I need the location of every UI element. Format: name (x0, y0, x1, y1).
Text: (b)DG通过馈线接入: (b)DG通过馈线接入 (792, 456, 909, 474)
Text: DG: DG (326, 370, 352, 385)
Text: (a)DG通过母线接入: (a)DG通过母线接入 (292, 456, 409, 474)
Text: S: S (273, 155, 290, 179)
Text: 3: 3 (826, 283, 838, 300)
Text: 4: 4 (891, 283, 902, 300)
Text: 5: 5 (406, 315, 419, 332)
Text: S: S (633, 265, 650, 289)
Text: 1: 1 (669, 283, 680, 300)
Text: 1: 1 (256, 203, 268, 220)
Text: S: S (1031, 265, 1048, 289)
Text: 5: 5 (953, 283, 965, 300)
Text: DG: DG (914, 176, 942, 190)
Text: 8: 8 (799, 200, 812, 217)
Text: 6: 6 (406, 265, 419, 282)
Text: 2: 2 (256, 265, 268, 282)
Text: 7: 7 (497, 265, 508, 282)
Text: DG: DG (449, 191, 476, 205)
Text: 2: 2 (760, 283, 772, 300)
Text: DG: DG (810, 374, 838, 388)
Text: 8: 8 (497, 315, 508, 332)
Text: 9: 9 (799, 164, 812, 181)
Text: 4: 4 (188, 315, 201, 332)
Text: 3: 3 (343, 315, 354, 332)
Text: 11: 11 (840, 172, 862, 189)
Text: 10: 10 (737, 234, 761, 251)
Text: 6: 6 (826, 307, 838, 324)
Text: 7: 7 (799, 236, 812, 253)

----------

To do >>
Copy the rows above again, replacing "location" with "position" and leaving everything else unchanged.

The output >>
I need the position of every UI element. Format: name (x0, y0, x1, y1).
Text: (b)DG通过馈线接入: (b)DG通过馈线接入 (792, 456, 909, 474)
Text: DG: DG (326, 370, 352, 385)
Text: (a)DG通过母线接入: (a)DG通过母线接入 (292, 456, 409, 474)
Text: S: S (273, 155, 290, 179)
Text: 3: 3 (826, 283, 838, 300)
Text: 4: 4 (891, 283, 902, 300)
Text: 5: 5 (406, 315, 419, 332)
Text: S: S (633, 265, 650, 289)
Text: 1: 1 (669, 283, 680, 300)
Text: 1: 1 (256, 203, 268, 220)
Text: S: S (1031, 265, 1048, 289)
Text: 5: 5 (953, 283, 965, 300)
Text: DG: DG (914, 176, 942, 190)
Text: 8: 8 (799, 200, 812, 217)
Text: 6: 6 (406, 265, 419, 282)
Text: 2: 2 (256, 265, 268, 282)
Text: 7: 7 (497, 265, 508, 282)
Text: DG: DG (449, 191, 476, 205)
Text: 2: 2 (760, 283, 772, 300)
Text: DG: DG (810, 374, 838, 388)
Text: 8: 8 (497, 315, 508, 332)
Text: 9: 9 (799, 164, 812, 181)
Text: 4: 4 (188, 315, 201, 332)
Text: 3: 3 (343, 315, 354, 332)
Text: 11: 11 (840, 172, 862, 189)
Text: 10: 10 (737, 234, 761, 251)
Text: 6: 6 (826, 307, 838, 324)
Text: 7: 7 (799, 236, 812, 253)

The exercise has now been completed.